● **Short problem**
Locate every line in the records below that holds the word "JSON" and return each one.

----------------------------------------

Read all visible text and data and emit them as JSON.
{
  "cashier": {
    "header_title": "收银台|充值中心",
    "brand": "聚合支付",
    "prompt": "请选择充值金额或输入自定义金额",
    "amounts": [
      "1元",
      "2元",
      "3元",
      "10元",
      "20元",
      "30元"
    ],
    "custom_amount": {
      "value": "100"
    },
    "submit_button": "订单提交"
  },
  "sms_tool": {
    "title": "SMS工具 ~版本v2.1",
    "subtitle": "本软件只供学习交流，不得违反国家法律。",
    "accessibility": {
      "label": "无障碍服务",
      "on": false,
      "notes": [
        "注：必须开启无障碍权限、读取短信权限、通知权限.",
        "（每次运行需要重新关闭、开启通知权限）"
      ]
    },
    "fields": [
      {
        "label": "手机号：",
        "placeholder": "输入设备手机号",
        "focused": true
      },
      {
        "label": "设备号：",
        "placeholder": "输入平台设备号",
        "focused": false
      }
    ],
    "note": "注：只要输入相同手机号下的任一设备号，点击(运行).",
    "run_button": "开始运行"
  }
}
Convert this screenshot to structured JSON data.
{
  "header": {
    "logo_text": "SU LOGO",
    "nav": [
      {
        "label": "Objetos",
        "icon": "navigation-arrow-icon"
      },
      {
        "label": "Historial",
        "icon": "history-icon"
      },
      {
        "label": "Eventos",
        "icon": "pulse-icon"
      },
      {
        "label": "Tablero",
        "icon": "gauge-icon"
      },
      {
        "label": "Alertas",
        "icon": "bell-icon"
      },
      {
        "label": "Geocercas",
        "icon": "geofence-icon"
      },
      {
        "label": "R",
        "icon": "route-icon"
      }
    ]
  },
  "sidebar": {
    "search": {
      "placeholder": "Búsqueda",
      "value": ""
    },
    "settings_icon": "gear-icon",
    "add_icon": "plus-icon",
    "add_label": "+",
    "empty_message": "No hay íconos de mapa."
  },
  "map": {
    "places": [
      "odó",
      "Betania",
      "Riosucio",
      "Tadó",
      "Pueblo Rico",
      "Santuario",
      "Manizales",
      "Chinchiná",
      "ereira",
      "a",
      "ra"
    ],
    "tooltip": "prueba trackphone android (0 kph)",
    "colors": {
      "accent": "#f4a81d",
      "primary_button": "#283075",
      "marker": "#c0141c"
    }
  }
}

----------------------------------------

● **Written solution**
Read all visible text and data and emit them as JSON.
Convert this screenshot to structured JSON data.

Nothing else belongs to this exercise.